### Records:

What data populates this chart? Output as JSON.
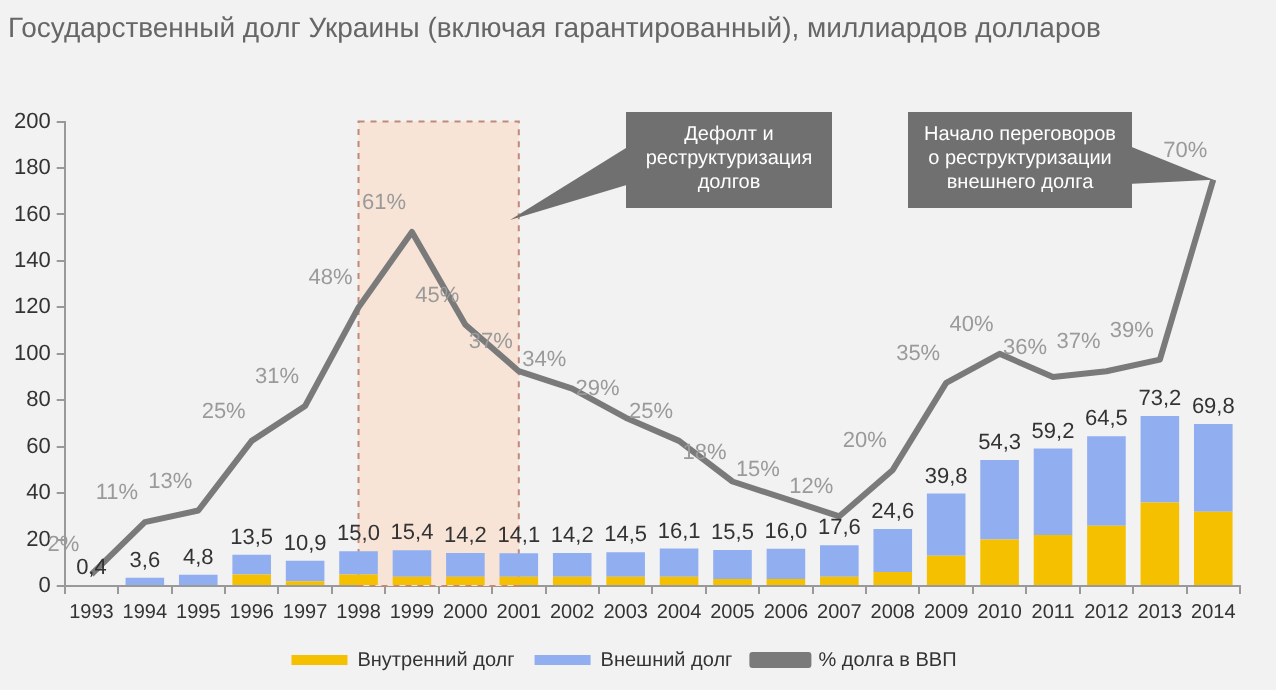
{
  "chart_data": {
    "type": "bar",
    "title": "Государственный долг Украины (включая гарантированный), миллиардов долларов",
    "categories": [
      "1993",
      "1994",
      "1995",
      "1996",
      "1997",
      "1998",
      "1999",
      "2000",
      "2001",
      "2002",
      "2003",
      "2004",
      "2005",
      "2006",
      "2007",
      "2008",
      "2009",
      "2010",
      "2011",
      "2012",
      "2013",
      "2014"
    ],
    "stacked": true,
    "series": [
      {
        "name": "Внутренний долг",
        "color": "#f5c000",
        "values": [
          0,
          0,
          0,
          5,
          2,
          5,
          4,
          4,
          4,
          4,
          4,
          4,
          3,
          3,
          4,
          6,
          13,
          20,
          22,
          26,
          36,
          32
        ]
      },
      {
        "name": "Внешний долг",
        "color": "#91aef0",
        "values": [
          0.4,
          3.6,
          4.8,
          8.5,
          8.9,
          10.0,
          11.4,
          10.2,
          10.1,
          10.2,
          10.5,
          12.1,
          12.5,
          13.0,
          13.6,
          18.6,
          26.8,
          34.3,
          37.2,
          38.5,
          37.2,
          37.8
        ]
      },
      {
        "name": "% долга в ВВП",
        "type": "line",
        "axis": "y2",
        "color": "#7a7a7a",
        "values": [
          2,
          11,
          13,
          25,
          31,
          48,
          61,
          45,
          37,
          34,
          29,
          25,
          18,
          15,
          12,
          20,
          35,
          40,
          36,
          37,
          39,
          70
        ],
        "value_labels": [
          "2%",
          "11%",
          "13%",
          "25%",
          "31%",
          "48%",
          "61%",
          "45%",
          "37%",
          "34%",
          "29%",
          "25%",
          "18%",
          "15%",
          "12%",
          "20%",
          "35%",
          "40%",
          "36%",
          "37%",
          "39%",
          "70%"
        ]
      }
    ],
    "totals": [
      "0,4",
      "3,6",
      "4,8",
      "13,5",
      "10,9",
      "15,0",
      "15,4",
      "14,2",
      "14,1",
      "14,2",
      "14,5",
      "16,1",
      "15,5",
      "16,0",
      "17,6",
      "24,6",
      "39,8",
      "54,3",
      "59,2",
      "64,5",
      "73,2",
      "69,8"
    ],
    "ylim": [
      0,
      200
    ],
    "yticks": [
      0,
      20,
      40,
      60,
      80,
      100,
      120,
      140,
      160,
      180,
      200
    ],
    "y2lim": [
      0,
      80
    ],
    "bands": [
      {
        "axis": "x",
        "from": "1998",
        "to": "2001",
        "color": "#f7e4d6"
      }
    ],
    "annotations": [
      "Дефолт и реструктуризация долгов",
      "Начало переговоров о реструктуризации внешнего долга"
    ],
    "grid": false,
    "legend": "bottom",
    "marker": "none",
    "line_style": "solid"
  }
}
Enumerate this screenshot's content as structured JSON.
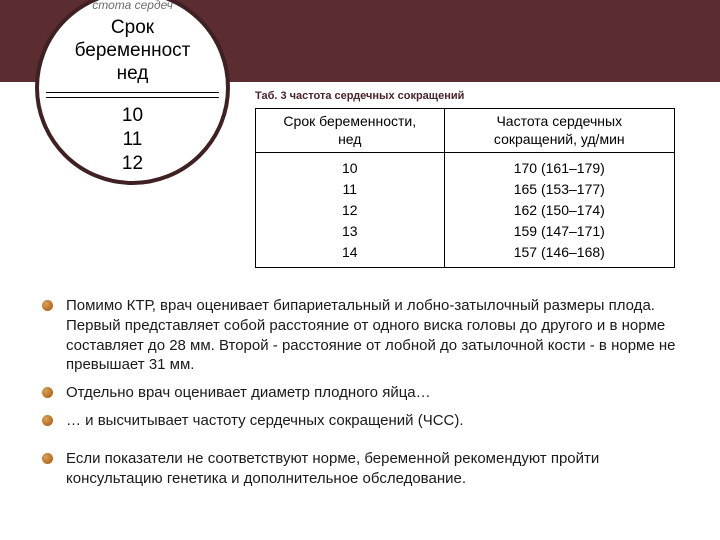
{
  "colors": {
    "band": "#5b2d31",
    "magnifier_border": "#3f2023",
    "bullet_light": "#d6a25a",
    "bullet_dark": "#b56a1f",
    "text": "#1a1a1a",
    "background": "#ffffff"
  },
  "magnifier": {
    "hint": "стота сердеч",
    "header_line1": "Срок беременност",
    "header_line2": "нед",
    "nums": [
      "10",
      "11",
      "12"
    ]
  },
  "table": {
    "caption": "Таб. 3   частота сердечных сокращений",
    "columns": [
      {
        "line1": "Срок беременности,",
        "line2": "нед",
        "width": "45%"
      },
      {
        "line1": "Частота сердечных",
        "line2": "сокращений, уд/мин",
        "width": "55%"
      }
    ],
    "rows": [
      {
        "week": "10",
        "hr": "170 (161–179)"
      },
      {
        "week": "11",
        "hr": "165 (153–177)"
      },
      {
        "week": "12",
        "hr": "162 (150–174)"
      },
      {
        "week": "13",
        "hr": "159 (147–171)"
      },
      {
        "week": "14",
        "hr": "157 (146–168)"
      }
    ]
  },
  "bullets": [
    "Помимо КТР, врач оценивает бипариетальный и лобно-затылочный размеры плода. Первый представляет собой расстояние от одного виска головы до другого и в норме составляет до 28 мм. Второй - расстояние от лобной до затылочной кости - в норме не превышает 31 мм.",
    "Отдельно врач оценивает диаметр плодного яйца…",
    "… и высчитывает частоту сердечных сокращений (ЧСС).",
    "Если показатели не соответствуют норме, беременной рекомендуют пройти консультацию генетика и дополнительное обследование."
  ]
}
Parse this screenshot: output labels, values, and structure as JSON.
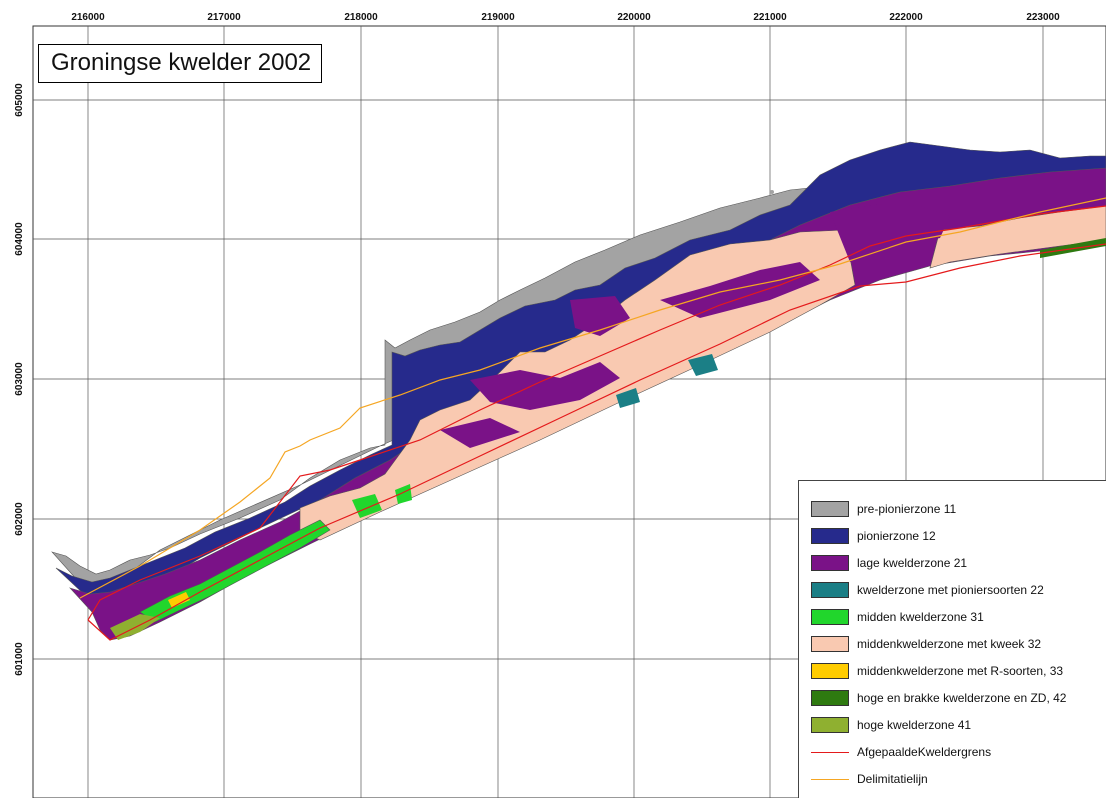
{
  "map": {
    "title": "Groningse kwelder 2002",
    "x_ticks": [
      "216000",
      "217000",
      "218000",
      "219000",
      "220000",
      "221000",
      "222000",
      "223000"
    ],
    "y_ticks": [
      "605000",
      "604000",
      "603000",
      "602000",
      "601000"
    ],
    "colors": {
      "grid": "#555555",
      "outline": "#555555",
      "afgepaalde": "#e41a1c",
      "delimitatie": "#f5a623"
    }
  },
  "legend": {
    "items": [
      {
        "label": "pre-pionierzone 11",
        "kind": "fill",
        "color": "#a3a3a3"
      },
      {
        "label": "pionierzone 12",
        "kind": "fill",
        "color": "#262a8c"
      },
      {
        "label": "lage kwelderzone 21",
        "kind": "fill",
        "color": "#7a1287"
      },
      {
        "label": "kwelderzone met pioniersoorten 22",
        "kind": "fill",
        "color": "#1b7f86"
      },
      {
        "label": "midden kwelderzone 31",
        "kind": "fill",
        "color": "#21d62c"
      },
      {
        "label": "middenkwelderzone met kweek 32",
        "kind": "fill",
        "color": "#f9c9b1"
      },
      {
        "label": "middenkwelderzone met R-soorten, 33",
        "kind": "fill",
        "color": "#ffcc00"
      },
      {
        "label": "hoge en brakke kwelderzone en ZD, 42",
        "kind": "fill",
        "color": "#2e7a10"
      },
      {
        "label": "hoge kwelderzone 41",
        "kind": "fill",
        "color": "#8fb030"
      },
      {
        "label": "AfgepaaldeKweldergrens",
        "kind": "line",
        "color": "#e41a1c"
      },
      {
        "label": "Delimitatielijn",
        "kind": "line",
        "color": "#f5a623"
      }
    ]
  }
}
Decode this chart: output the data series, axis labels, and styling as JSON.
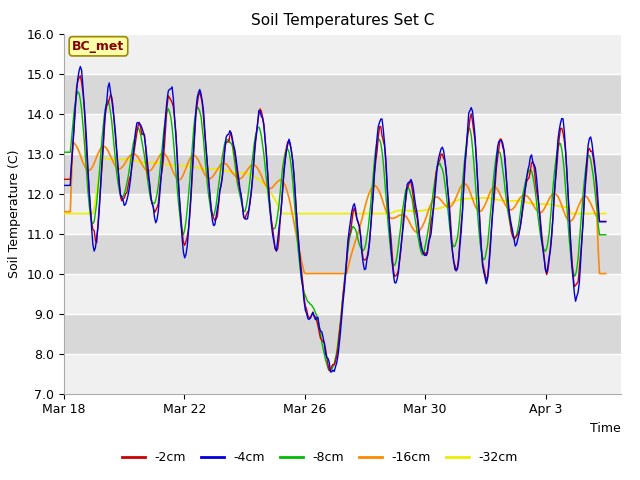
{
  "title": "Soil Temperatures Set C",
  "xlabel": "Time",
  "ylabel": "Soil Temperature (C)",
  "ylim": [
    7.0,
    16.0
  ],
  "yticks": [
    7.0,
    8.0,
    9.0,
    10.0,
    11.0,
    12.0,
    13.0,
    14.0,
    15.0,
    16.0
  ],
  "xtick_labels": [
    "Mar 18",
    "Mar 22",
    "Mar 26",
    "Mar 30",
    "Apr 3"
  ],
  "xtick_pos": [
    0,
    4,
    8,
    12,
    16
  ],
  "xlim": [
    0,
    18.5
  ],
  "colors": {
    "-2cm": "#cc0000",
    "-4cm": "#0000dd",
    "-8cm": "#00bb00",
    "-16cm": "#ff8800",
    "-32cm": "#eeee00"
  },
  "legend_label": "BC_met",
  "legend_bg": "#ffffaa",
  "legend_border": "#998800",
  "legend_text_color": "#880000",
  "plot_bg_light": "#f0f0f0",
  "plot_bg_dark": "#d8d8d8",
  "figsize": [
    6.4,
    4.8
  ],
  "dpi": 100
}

### Your task:
Without including any picture, retype the entries exactly.

### Problem solution:
What data populates this chart? Output as JSON.
{
  "chart_data": {
    "type": "bar",
    "title": "Государственный долг Украины (включая гарантированный), миллиардов долларов",
    "categories": [
      "1993",
      "1994",
      "1995",
      "1996",
      "1997",
      "1998",
      "1999",
      "2000",
      "2001",
      "2002",
      "2003",
      "2004",
      "2005",
      "2006",
      "2007",
      "2008",
      "2009",
      "2010",
      "2011",
      "2012",
      "2013",
      "2014"
    ],
    "stacked": true,
    "series": [
      {
        "name": "Внутренний долг",
        "color": "#f5c000",
        "values": [
          0,
          0,
          0,
          5,
          2,
          5,
          4,
          4,
          4,
          4,
          4,
          4,
          3,
          3,
          4,
          6,
          13,
          20,
          22,
          26,
          36,
          32
        ]
      },
      {
        "name": "Внешний долг",
        "color": "#91aef0",
        "values": [
          0.4,
          3.6,
          4.8,
          8.5,
          8.9,
          10.0,
          11.4,
          10.2,
          10.1,
          10.2,
          10.5,
          12.1,
          12.5,
          13.0,
          13.6,
          18.6,
          26.8,
          34.3,
          37.2,
          38.5,
          37.2,
          37.8
        ]
      },
      {
        "name": "% долга в ВВП",
        "type": "line",
        "axis": "y2",
        "color": "#7a7a7a",
        "values": [
          2,
          11,
          13,
          25,
          31,
          48,
          61,
          45,
          37,
          34,
          29,
          25,
          18,
          15,
          12,
          20,
          35,
          40,
          36,
          37,
          39,
          70
        ],
        "value_labels": [
          "2%",
          "11%",
          "13%",
          "25%",
          "31%",
          "48%",
          "61%",
          "45%",
          "37%",
          "34%",
          "29%",
          "25%",
          "18%",
          "15%",
          "12%",
          "20%",
          "35%",
          "40%",
          "36%",
          "37%",
          "39%",
          "70%"
        ]
      }
    ],
    "totals": [
      "0,4",
      "3,6",
      "4,8",
      "13,5",
      "10,9",
      "15,0",
      "15,4",
      "14,2",
      "14,1",
      "14,2",
      "14,5",
      "16,1",
      "15,5",
      "16,0",
      "17,6",
      "24,6",
      "39,8",
      "54,3",
      "59,2",
      "64,5",
      "73,2",
      "69,8"
    ],
    "ylim": [
      0,
      200
    ],
    "yticks": [
      0,
      20,
      40,
      60,
      80,
      100,
      120,
      140,
      160,
      180,
      200
    ],
    "y2lim": [
      0,
      80
    ],
    "bands": [
      {
        "axis": "x",
        "from": "1998",
        "to": "2001",
        "color": "#f7e4d6"
      }
    ],
    "annotations": [
      "Дефолт и реструктуризация долгов",
      "Начало переговоров о реструктуризации внешнего долга"
    ],
    "grid": false,
    "legend": "bottom",
    "marker": "none",
    "line_style": "solid"
  }
}
Enumerate this screenshot's content as structured JSON.
{
  "colors": {
    "band": "#5b2d31",
    "magnifier_border": "#3f2023",
    "bullet_light": "#d6a25a",
    "bullet_dark": "#b56a1f",
    "text": "#1a1a1a",
    "background": "#ffffff"
  },
  "magnifier": {
    "hint": "стота сердеч",
    "header_line1": "Срок беременност",
    "header_line2": "нед",
    "nums": [
      "10",
      "11",
      "12"
    ]
  },
  "table": {
    "caption": "Таб. 3   частота сердечных сокращений",
    "columns": [
      {
        "line1": "Срок беременности,",
        "line2": "нед",
        "width": "45%"
      },
      {
        "line1": "Частота сердечных",
        "line2": "сокращений, уд/мин",
        "width": "55%"
      }
    ],
    "rows": [
      {
        "week": "10",
        "hr": "170 (161–179)"
      },
      {
        "week": "11",
        "hr": "165 (153–177)"
      },
      {
        "week": "12",
        "hr": "162 (150–174)"
      },
      {
        "week": "13",
        "hr": "159 (147–171)"
      },
      {
        "week": "14",
        "hr": "157 (146–168)"
      }
    ]
  },
  "bullets": [
    "Помимо КТР, врач оценивает бипариетальный и лобно-затылочный размеры плода. Первый представляет собой расстояние от одного виска головы до другого и в норме составляет до 28 мм. Второй - расстояние от лобной до затылочной кости - в норме не превышает 31 мм.",
    "Отдельно врач оценивает диаметр плодного яйца…",
    "… и высчитывает частоту сердечных сокращений (ЧСС).",
    "Если показатели не соответствуют норме, беременной рекомендуют пройти консультацию генетика и дополнительное обследование."
  ]
}
Parse this screenshot: output labels, values, and structure as JSON.
{
  "map": {
    "title": "Groningse kwelder 2002",
    "x_ticks": [
      "216000",
      "217000",
      "218000",
      "219000",
      "220000",
      "221000",
      "222000",
      "223000"
    ],
    "y_ticks": [
      "605000",
      "604000",
      "603000",
      "602000",
      "601000"
    ],
    "colors": {
      "grid": "#555555",
      "outline": "#555555",
      "afgepaalde": "#e41a1c",
      "delimitatie": "#f5a623"
    }
  },
  "legend": {
    "items": [
      {
        "label": "pre-pionierzone 11",
        "kind": "fill",
        "color": "#a3a3a3"
      },
      {
        "label": "pionierzone 12",
        "kind": "fill",
        "color": "#262a8c"
      },
      {
        "label": "lage kwelderzone 21",
        "kind": "fill",
        "color": "#7a1287"
      },
      {
        "label": "kwelderzone met pioniersoorten 22",
        "kind": "fill",
        "color": "#1b7f86"
      },
      {
        "label": "midden kwelderzone 31",
        "kind": "fill",
        "color": "#21d62c"
      },
      {
        "label": "middenkwelderzone met kweek 32",
        "kind": "fill",
        "color": "#f9c9b1"
      },
      {
        "label": "middenkwelderzone met R-soorten, 33",
        "kind": "fill",
        "color": "#ffcc00"
      },
      {
        "label": "hoge en brakke kwelderzone en ZD, 42",
        "kind": "fill",
        "color": "#2e7a10"
      },
      {
        "label": "hoge kwelderzone 41",
        "kind": "fill",
        "color": "#8fb030"
      },
      {
        "label": "AfgepaaldeKweldergrens",
        "kind": "line",
        "color": "#e41a1c"
      },
      {
        "label": "Delimitatielijn",
        "kind": "line",
        "color": "#f5a623"
      }
    ]
  }
}
Decode this chart: output the data series, axis labels, and styling as JSON.
{
  "title": "Soil Temperatures Set C",
  "xlabel": "Time",
  "ylabel": "Soil Temperature (C)",
  "ylim": [
    7.0,
    16.0
  ],
  "yticks": [
    7.0,
    8.0,
    9.0,
    10.0,
    11.0,
    12.0,
    13.0,
    14.0,
    15.0,
    16.0
  ],
  "xtick_labels": [
    "Mar 18",
    "Mar 22",
    "Mar 26",
    "Mar 30",
    "Apr 3"
  ],
  "xtick_pos": [
    0,
    4,
    8,
    12,
    16
  ],
  "xlim": [
    0,
    18.5
  ],
  "colors": {
    "-2cm": "#cc0000",
    "-4cm": "#0000dd",
    "-8cm": "#00bb00",
    "-16cm": "#ff8800",
    "-32cm": "#eeee00"
  },
  "legend_label": "BC_met",
  "legend_bg": "#ffffaa",
  "legend_border": "#998800",
  "legend_text_color": "#880000",
  "plot_bg_light": "#f0f0f0",
  "plot_bg_dark": "#d8d8d8",
  "figsize": [
    6.4,
    4.8
  ],
  "dpi": 100
}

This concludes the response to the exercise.